Material to process:
· · · · · · ·

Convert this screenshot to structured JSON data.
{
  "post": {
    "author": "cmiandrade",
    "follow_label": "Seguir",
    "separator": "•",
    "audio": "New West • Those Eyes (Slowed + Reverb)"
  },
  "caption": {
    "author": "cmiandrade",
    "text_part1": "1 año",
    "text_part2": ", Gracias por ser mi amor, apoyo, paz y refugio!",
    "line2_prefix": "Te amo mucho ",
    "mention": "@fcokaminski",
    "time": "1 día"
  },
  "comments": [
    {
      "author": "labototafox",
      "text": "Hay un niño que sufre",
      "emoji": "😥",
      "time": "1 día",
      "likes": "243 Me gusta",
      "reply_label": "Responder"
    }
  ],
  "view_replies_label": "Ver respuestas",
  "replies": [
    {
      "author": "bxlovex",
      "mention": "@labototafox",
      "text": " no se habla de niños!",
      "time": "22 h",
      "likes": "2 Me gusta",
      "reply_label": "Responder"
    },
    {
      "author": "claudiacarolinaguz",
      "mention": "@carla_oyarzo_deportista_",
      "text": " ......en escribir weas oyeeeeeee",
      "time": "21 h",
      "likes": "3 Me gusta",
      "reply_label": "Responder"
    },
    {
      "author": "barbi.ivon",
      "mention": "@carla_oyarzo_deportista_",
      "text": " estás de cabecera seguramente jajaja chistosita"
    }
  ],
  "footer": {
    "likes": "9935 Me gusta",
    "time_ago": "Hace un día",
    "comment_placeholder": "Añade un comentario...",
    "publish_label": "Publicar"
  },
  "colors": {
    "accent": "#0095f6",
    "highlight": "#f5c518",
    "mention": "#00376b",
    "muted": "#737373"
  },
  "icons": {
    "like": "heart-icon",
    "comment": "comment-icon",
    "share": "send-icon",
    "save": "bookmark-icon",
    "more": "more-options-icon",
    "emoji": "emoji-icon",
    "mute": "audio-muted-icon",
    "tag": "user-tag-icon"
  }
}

· · · · · · ·

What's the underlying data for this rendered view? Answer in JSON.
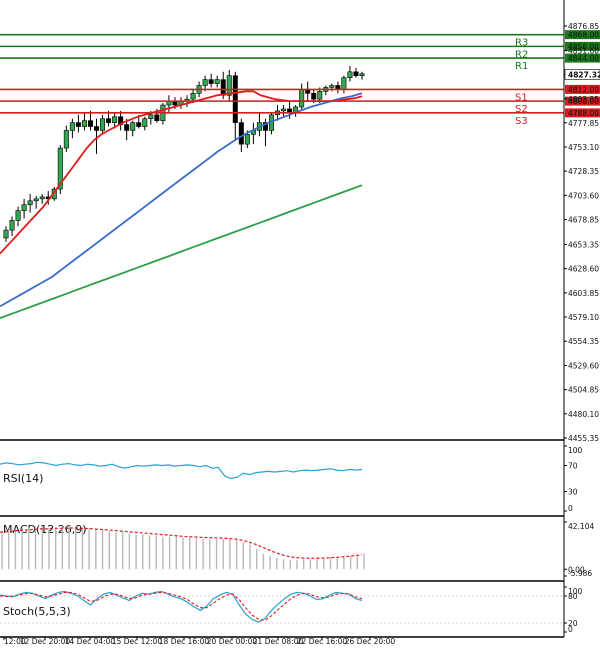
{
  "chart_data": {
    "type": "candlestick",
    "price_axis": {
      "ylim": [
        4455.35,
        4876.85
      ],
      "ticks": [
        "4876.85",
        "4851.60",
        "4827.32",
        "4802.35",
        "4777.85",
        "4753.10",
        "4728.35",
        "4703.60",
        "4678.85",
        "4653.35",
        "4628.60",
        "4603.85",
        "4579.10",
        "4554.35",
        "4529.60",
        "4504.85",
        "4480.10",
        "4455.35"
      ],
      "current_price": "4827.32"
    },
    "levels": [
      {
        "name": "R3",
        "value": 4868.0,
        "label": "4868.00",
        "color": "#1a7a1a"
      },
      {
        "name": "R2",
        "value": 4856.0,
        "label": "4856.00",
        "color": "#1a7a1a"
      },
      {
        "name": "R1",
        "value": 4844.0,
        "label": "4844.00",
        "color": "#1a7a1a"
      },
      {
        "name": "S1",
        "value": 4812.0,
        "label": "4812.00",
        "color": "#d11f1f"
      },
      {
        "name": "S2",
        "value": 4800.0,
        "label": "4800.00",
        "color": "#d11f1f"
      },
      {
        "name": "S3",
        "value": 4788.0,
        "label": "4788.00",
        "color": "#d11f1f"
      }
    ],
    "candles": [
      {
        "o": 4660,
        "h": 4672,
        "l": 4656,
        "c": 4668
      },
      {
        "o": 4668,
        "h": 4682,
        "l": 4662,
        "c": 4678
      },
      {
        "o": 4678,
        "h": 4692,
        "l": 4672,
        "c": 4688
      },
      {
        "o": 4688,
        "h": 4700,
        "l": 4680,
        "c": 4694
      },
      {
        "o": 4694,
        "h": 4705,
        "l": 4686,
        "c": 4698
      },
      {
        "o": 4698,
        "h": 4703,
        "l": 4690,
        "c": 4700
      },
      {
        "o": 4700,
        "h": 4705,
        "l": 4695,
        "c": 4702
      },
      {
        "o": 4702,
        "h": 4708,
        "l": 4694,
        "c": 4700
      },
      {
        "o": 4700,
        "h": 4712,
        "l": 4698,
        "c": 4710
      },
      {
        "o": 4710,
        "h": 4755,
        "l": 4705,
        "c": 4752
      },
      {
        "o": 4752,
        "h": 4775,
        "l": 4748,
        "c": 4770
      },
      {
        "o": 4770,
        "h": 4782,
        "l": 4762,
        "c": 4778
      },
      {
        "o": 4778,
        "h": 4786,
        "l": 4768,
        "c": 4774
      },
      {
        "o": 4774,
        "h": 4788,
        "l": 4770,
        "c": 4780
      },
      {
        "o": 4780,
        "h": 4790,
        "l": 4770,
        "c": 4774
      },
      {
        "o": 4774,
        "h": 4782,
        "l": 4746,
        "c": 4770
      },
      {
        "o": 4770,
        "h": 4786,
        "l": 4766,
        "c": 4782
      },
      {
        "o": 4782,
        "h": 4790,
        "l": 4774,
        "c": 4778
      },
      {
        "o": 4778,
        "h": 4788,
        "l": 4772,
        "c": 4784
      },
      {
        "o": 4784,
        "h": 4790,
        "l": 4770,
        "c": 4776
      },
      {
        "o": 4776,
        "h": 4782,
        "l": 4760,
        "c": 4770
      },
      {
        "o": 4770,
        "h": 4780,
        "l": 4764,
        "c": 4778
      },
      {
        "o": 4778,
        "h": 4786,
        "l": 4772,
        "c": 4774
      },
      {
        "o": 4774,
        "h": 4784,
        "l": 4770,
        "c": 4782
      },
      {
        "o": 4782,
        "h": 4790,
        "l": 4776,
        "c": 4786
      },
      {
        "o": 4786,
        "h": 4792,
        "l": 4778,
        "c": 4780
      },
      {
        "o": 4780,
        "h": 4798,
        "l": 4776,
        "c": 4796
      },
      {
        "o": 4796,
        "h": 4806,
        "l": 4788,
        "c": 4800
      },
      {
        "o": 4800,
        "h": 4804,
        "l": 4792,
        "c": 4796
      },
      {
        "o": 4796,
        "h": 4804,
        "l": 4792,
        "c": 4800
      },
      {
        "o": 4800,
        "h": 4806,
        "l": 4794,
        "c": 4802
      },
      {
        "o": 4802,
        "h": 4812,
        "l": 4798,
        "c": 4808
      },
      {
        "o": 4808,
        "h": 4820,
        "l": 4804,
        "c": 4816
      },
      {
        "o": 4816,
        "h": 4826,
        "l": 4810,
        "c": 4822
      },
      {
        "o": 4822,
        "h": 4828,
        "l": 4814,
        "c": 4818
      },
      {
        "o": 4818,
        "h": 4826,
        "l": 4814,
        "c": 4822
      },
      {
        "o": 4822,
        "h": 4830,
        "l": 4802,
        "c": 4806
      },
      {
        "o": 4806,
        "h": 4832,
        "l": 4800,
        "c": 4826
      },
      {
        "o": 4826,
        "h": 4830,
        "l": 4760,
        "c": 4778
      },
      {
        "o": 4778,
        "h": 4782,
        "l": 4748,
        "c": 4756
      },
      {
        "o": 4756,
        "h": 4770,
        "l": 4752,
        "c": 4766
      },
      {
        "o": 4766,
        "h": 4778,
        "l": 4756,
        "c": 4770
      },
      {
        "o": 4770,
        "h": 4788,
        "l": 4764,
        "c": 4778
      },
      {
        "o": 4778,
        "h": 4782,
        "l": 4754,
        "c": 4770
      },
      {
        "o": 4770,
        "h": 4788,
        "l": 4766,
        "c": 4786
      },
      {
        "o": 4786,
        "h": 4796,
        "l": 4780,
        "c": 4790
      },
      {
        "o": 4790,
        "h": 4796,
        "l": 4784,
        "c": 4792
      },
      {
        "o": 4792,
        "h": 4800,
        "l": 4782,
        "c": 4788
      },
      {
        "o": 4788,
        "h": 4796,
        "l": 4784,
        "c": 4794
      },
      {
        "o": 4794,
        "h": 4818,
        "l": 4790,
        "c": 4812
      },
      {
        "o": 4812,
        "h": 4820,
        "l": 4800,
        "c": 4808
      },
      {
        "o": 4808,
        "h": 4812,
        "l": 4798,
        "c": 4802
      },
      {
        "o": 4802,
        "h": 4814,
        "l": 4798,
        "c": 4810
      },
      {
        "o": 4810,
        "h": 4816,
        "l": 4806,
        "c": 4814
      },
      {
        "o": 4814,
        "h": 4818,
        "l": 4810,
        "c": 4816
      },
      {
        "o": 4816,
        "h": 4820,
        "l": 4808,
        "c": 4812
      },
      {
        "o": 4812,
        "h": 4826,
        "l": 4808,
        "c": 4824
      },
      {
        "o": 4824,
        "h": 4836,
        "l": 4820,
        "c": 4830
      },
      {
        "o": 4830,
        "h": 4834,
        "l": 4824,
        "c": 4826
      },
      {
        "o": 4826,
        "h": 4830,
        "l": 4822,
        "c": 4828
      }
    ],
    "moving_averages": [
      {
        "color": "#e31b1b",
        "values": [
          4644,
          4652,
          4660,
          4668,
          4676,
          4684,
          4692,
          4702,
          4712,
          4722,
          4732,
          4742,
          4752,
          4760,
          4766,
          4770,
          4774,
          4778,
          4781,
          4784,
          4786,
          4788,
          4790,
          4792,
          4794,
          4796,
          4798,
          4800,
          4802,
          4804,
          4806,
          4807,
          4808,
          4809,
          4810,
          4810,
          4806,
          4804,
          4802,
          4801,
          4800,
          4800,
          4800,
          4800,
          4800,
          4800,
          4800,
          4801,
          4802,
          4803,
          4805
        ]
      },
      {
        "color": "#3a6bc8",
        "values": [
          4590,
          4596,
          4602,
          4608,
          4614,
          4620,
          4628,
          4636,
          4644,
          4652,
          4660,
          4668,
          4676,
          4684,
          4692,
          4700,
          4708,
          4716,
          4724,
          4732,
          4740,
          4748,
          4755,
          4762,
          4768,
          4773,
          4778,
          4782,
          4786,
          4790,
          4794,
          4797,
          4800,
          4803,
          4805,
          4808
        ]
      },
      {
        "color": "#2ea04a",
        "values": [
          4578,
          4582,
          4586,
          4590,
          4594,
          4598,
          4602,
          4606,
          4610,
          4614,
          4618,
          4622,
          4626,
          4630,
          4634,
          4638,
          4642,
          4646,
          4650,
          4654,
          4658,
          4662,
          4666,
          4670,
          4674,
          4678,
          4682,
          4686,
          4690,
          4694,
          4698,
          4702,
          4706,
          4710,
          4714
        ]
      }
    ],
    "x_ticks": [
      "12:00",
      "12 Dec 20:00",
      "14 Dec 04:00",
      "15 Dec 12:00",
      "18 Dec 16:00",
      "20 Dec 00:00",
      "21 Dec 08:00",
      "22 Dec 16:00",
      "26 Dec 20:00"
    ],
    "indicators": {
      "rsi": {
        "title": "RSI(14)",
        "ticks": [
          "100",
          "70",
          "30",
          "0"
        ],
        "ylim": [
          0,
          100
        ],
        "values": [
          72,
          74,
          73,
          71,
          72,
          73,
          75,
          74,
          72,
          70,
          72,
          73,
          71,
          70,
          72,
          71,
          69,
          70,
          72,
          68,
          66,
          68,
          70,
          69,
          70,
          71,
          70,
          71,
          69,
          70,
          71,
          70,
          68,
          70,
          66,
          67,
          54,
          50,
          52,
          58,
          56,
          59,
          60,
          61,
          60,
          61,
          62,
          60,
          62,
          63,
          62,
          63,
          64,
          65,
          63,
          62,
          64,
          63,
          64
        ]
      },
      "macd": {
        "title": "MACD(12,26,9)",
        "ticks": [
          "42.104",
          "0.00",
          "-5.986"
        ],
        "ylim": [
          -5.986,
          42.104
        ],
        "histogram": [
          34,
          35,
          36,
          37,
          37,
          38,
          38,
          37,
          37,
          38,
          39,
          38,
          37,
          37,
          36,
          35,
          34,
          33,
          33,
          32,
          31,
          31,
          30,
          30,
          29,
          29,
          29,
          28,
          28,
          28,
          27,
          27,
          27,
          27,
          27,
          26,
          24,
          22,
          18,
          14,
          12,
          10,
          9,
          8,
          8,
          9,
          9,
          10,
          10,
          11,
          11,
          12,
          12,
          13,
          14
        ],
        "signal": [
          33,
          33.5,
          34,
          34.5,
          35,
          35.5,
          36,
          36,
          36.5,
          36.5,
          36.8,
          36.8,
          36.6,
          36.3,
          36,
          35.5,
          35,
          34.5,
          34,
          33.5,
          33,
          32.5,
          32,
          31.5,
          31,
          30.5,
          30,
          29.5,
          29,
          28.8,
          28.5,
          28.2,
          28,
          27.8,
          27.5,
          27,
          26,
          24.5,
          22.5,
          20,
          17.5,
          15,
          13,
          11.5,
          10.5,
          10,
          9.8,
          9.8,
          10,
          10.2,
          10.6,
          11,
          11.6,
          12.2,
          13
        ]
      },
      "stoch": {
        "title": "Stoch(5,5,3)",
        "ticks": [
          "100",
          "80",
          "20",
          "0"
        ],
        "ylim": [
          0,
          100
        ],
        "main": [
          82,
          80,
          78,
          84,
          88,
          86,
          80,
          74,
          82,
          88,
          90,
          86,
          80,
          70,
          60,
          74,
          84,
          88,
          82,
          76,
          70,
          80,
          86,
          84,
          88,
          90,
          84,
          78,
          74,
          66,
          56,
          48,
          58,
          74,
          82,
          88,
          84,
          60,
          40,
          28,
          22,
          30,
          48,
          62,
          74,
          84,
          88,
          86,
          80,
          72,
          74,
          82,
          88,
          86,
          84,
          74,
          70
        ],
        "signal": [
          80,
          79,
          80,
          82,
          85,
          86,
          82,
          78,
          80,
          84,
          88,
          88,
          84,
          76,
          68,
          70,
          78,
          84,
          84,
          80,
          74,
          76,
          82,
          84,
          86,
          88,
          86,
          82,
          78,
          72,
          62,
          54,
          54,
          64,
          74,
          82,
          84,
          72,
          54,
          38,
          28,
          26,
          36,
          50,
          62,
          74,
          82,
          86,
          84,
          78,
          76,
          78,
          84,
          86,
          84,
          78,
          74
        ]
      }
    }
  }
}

· · · · · · ·

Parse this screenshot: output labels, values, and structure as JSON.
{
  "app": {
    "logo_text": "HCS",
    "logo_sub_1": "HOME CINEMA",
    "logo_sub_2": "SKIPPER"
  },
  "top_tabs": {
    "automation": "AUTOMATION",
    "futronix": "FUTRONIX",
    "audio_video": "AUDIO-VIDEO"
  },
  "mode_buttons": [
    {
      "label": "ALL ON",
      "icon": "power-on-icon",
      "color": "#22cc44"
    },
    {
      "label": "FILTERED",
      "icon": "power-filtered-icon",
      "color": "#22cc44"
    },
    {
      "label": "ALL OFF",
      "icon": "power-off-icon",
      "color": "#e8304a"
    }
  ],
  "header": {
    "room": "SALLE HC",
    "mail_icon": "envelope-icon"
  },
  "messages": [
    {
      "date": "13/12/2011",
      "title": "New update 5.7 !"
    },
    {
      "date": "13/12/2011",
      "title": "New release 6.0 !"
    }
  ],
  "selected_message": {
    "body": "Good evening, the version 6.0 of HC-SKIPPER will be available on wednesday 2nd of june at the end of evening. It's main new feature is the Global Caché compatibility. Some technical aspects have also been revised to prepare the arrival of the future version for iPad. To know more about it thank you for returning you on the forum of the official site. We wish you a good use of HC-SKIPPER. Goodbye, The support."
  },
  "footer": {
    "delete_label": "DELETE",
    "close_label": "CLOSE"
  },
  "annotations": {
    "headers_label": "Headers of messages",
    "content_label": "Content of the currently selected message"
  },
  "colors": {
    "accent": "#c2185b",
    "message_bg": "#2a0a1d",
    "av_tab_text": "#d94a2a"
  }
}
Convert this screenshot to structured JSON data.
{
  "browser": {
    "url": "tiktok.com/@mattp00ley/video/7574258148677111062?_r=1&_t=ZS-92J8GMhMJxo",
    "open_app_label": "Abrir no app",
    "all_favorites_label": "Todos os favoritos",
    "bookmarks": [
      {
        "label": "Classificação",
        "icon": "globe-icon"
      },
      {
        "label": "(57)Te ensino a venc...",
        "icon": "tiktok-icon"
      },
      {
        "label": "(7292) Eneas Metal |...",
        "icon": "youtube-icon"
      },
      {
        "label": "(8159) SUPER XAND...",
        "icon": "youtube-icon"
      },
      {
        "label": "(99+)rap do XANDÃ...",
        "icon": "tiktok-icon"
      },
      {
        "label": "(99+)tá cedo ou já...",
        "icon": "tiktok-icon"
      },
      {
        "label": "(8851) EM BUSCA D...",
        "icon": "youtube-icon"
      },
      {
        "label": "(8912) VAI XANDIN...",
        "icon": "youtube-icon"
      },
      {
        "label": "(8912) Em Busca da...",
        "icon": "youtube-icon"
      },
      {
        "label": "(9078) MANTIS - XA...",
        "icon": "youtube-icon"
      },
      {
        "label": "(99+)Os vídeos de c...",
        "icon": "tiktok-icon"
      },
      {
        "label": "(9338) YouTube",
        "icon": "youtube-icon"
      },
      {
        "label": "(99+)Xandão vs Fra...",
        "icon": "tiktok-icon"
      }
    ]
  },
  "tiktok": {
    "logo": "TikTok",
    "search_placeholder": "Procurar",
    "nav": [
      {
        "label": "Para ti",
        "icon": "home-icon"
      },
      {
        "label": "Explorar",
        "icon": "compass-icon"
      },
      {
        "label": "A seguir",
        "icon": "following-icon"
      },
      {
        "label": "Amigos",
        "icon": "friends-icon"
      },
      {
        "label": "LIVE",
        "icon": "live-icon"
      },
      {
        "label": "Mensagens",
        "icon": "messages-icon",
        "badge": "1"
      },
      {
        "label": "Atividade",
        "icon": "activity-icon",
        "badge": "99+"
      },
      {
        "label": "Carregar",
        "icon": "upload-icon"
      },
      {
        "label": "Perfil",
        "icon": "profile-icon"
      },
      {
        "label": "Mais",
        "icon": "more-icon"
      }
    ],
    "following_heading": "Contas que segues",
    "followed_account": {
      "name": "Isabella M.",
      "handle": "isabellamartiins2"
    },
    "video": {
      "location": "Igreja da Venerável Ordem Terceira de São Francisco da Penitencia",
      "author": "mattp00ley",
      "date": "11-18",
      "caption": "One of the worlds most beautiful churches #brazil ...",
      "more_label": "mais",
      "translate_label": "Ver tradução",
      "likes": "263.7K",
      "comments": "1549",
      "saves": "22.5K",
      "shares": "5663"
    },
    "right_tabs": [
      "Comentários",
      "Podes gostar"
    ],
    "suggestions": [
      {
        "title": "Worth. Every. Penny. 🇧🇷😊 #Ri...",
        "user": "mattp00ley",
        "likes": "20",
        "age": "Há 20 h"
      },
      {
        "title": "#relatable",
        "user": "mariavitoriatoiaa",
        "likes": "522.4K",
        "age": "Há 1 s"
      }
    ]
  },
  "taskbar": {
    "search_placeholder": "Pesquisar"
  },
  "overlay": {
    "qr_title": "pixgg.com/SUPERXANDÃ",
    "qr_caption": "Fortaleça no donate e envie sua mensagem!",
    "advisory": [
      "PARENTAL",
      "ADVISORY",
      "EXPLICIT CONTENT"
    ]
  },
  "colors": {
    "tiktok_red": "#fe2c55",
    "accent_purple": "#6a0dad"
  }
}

· · · · · · ·

Aim:
Gather, from the listing above, every line carrying the word "main".

Response to the task:
        "main": [
    "body": "Good evening, the version 6.0 of HC-SKIPPER will be available on wednesday 2nd of june at the end of evening. It's main new feature is the Global Caché compatibility. Some technical aspects have also been revised to prepare the arrival of the future version for iPad. To know more about it thank you for returning you on the forum of the official site. We wish you a good use of HC-SKIPPER. Goodbye, The support."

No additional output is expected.